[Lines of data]

------------

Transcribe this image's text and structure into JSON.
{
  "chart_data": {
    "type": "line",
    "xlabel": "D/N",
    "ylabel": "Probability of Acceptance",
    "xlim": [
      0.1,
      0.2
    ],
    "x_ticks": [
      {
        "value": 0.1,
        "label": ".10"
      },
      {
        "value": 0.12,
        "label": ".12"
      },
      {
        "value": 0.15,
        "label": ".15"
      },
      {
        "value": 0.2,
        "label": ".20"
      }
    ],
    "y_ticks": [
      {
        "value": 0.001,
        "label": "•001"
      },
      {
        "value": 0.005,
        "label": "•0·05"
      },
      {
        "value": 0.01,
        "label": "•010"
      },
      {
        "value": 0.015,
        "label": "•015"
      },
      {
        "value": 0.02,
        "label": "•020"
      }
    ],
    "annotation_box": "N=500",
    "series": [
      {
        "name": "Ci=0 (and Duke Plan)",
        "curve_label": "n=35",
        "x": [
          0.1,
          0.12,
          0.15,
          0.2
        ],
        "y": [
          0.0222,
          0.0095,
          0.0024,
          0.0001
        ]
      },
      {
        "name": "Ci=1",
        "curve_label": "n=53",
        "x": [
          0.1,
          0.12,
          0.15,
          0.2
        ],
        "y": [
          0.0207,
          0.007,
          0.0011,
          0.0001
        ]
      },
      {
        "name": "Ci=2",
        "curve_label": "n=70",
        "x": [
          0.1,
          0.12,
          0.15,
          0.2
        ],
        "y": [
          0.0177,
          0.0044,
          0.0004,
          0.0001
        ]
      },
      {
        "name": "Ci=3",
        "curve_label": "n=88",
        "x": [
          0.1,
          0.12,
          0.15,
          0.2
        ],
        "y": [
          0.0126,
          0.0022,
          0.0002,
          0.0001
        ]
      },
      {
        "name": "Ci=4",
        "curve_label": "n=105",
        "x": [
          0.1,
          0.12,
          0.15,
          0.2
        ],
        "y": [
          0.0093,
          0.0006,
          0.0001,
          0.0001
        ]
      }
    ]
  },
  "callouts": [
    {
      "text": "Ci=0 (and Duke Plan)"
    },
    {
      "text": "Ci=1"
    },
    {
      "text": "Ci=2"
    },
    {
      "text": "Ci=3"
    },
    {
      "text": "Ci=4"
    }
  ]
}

------------

### WHAT THE EXERCISE ASKS:
Return a copy of every line that includes the word "name".

### EXPECTED OUTPUT:
        "name": "Ci=0 (and Duke Plan)",
        "name": "Ci=1",
        "name": "Ci=2",
        "name": "Ci=3",
        "name": "Ci=4",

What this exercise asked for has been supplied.